## SUPPLIED RECORDS
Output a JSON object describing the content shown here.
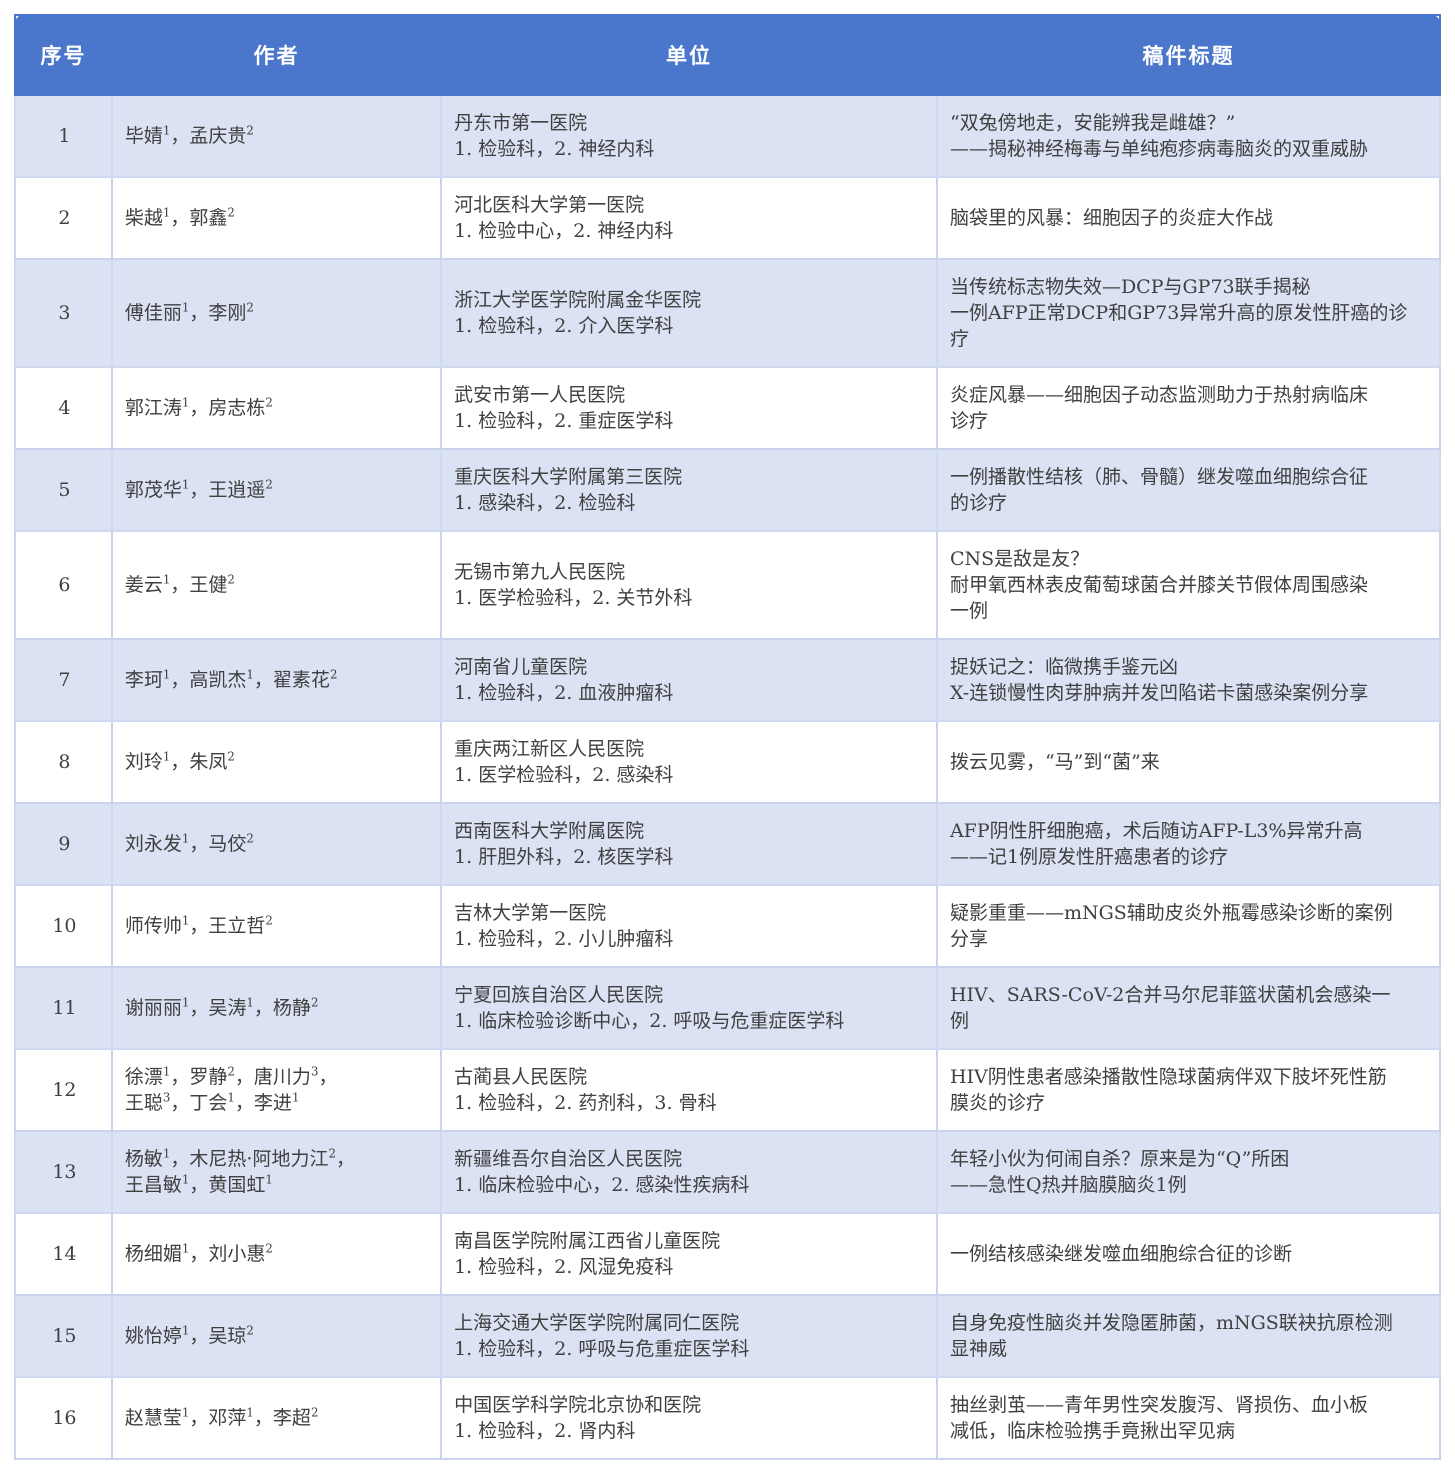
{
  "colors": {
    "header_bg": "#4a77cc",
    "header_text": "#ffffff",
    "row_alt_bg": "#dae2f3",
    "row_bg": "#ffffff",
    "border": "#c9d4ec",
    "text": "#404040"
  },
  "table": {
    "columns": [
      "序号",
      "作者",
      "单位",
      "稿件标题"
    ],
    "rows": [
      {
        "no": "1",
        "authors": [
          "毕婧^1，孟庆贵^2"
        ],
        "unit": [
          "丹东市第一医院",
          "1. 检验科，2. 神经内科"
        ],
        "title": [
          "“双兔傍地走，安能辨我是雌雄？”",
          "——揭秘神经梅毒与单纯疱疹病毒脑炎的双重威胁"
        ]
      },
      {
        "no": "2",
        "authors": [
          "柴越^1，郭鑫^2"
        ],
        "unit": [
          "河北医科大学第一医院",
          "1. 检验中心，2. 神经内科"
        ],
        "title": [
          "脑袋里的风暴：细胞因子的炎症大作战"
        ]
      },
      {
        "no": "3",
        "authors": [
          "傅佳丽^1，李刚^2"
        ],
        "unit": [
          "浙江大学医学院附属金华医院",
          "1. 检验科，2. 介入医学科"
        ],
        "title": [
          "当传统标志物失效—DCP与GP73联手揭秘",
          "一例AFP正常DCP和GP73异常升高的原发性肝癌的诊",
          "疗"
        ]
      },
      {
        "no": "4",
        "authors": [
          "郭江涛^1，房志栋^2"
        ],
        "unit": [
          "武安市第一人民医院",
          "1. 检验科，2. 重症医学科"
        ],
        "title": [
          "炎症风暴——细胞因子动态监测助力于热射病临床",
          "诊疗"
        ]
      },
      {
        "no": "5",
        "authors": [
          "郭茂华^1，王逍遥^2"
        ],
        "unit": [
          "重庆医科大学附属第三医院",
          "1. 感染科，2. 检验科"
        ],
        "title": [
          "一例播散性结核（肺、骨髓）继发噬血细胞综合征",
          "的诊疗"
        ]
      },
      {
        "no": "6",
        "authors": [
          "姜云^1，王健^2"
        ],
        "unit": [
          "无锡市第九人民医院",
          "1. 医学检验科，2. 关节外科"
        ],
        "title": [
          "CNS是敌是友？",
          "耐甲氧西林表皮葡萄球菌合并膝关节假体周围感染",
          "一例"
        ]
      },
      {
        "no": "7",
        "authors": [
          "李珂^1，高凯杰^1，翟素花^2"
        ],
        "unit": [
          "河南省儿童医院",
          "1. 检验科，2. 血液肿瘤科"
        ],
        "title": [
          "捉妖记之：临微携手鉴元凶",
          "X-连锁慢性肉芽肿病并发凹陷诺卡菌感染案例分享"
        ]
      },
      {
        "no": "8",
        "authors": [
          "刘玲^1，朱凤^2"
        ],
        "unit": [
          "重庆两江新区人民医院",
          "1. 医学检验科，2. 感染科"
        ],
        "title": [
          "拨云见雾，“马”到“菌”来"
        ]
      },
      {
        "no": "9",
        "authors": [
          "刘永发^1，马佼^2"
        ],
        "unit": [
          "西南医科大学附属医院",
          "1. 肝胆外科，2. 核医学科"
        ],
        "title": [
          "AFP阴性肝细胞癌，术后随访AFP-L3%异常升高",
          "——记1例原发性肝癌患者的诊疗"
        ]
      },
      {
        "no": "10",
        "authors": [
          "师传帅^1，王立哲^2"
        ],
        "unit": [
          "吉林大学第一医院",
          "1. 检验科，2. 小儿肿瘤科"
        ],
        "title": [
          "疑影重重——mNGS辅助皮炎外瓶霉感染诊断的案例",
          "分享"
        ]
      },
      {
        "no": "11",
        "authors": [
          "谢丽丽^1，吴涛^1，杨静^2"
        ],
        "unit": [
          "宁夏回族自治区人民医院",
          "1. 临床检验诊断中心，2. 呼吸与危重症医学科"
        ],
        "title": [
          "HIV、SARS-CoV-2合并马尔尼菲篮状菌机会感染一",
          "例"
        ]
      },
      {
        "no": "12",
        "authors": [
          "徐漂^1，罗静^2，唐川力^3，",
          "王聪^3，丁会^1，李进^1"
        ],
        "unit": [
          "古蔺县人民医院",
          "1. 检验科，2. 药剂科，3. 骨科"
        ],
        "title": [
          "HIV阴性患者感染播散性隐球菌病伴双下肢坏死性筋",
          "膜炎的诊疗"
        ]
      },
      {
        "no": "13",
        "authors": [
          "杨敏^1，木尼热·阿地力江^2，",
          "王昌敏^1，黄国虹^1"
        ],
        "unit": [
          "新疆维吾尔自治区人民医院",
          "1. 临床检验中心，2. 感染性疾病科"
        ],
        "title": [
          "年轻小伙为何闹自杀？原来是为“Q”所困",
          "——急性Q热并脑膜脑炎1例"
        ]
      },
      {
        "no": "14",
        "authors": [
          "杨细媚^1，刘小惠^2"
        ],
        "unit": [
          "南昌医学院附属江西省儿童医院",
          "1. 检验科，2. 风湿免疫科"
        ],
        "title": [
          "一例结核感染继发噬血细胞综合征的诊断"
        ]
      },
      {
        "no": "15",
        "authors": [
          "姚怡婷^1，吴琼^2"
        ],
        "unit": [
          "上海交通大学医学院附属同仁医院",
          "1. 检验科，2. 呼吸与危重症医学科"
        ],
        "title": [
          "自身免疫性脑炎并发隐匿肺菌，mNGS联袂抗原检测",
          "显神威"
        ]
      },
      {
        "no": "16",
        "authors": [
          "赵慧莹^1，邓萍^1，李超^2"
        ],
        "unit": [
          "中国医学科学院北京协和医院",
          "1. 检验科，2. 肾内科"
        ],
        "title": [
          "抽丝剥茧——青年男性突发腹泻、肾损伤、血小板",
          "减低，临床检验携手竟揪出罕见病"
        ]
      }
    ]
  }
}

## WHAT TO DO
Copy the records above exactly, leaving out every picture.

## RESULT OF THIS EXERCISE
Output a JSON object describing the content shown here.
{
  "colors": {
    "header_bg": "#4a77cc",
    "header_text": "#ffffff",
    "row_alt_bg": "#dae2f3",
    "row_bg": "#ffffff",
    "border": "#c9d4ec",
    "text": "#404040"
  },
  "table": {
    "columns": [
      "序号",
      "作者",
      "单位",
      "稿件标题"
    ],
    "rows": [
      {
        "no": "1",
        "authors": [
          "毕婧^1，孟庆贵^2"
        ],
        "unit": [
          "丹东市第一医院",
          "1. 检验科，2. 神经内科"
        ],
        "title": [
          "“双兔傍地走，安能辨我是雌雄？”",
          "——揭秘神经梅毒与单纯疱疹病毒脑炎的双重威胁"
        ]
      },
      {
        "no": "2",
        "authors": [
          "柴越^1，郭鑫^2"
        ],
        "unit": [
          "河北医科大学第一医院",
          "1. 检验中心，2. 神经内科"
        ],
        "title": [
          "脑袋里的风暴：细胞因子的炎症大作战"
        ]
      },
      {
        "no": "3",
        "authors": [
          "傅佳丽^1，李刚^2"
        ],
        "unit": [
          "浙江大学医学院附属金华医院",
          "1. 检验科，2. 介入医学科"
        ],
        "title": [
          "当传统标志物失效—DCP与GP73联手揭秘",
          "一例AFP正常DCP和GP73异常升高的原发性肝癌的诊",
          "疗"
        ]
      },
      {
        "no": "4",
        "authors": [
          "郭江涛^1，房志栋^2"
        ],
        "unit": [
          "武安市第一人民医院",
          "1. 检验科，2. 重症医学科"
        ],
        "title": [
          "炎症风暴——细胞因子动态监测助力于热射病临床",
          "诊疗"
        ]
      },
      {
        "no": "5",
        "authors": [
          "郭茂华^1，王逍遥^2"
        ],
        "unit": [
          "重庆医科大学附属第三医院",
          "1. 感染科，2. 检验科"
        ],
        "title": [
          "一例播散性结核（肺、骨髓）继发噬血细胞综合征",
          "的诊疗"
        ]
      },
      {
        "no": "6",
        "authors": [
          "姜云^1，王健^2"
        ],
        "unit": [
          "无锡市第九人民医院",
          "1. 医学检验科，2. 关节外科"
        ],
        "title": [
          "CNS是敌是友？",
          "耐甲氧西林表皮葡萄球菌合并膝关节假体周围感染",
          "一例"
        ]
      },
      {
        "no": "7",
        "authors": [
          "李珂^1，高凯杰^1，翟素花^2"
        ],
        "unit": [
          "河南省儿童医院",
          "1. 检验科，2. 血液肿瘤科"
        ],
        "title": [
          "捉妖记之：临微携手鉴元凶",
          "X-连锁慢性肉芽肿病并发凹陷诺卡菌感染案例分享"
        ]
      },
      {
        "no": "8",
        "authors": [
          "刘玲^1，朱凤^2"
        ],
        "unit": [
          "重庆两江新区人民医院",
          "1. 医学检验科，2. 感染科"
        ],
        "title": [
          "拨云见雾，“马”到“菌”来"
        ]
      },
      {
        "no": "9",
        "authors": [
          "刘永发^1，马佼^2"
        ],
        "unit": [
          "西南医科大学附属医院",
          "1. 肝胆外科，2. 核医学科"
        ],
        "title": [
          "AFP阴性肝细胞癌，术后随访AFP-L3%异常升高",
          "——记1例原发性肝癌患者的诊疗"
        ]
      },
      {
        "no": "10",
        "authors": [
          "师传帅^1，王立哲^2"
        ],
        "unit": [
          "吉林大学第一医院",
          "1. 检验科，2. 小儿肿瘤科"
        ],
        "title": [
          "疑影重重——mNGS辅助皮炎外瓶霉感染诊断的案例",
          "分享"
        ]
      },
      {
        "no": "11",
        "authors": [
          "谢丽丽^1，吴涛^1，杨静^2"
        ],
        "unit": [
          "宁夏回族自治区人民医院",
          "1. 临床检验诊断中心，2. 呼吸与危重症医学科"
        ],
        "title": [
          "HIV、SARS-CoV-2合并马尔尼菲篮状菌机会感染一",
          "例"
        ]
      },
      {
        "no": "12",
        "authors": [
          "徐漂^1，罗静^2，唐川力^3，",
          "王聪^3，丁会^1，李进^1"
        ],
        "unit": [
          "古蔺县人民医院",
          "1. 检验科，2. 药剂科，3. 骨科"
        ],
        "title": [
          "HIV阴性患者感染播散性隐球菌病伴双下肢坏死性筋",
          "膜炎的诊疗"
        ]
      },
      {
        "no": "13",
        "authors": [
          "杨敏^1，木尼热·阿地力江^2，",
          "王昌敏^1，黄国虹^1"
        ],
        "unit": [
          "新疆维吾尔自治区人民医院",
          "1. 临床检验中心，2. 感染性疾病科"
        ],
        "title": [
          "年轻小伙为何闹自杀？原来是为“Q”所困",
          "——急性Q热并脑膜脑炎1例"
        ]
      },
      {
        "no": "14",
        "authors": [
          "杨细媚^1，刘小惠^2"
        ],
        "unit": [
          "南昌医学院附属江西省儿童医院",
          "1. 检验科，2. 风湿免疫科"
        ],
        "title": [
          "一例结核感染继发噬血细胞综合征的诊断"
        ]
      },
      {
        "no": "15",
        "authors": [
          "姚怡婷^1，吴琼^2"
        ],
        "unit": [
          "上海交通大学医学院附属同仁医院",
          "1. 检验科，2. 呼吸与危重症医学科"
        ],
        "title": [
          "自身免疫性脑炎并发隐匿肺菌，mNGS联袂抗原检测",
          "显神威"
        ]
      },
      {
        "no": "16",
        "authors": [
          "赵慧莹^1，邓萍^1，李超^2"
        ],
        "unit": [
          "中国医学科学院北京协和医院",
          "1. 检验科，2. 肾内科"
        ],
        "title": [
          "抽丝剥茧——青年男性突发腹泻、肾损伤、血小板",
          "减低，临床检验携手竟揪出罕见病"
        ]
      }
    ]
  }
}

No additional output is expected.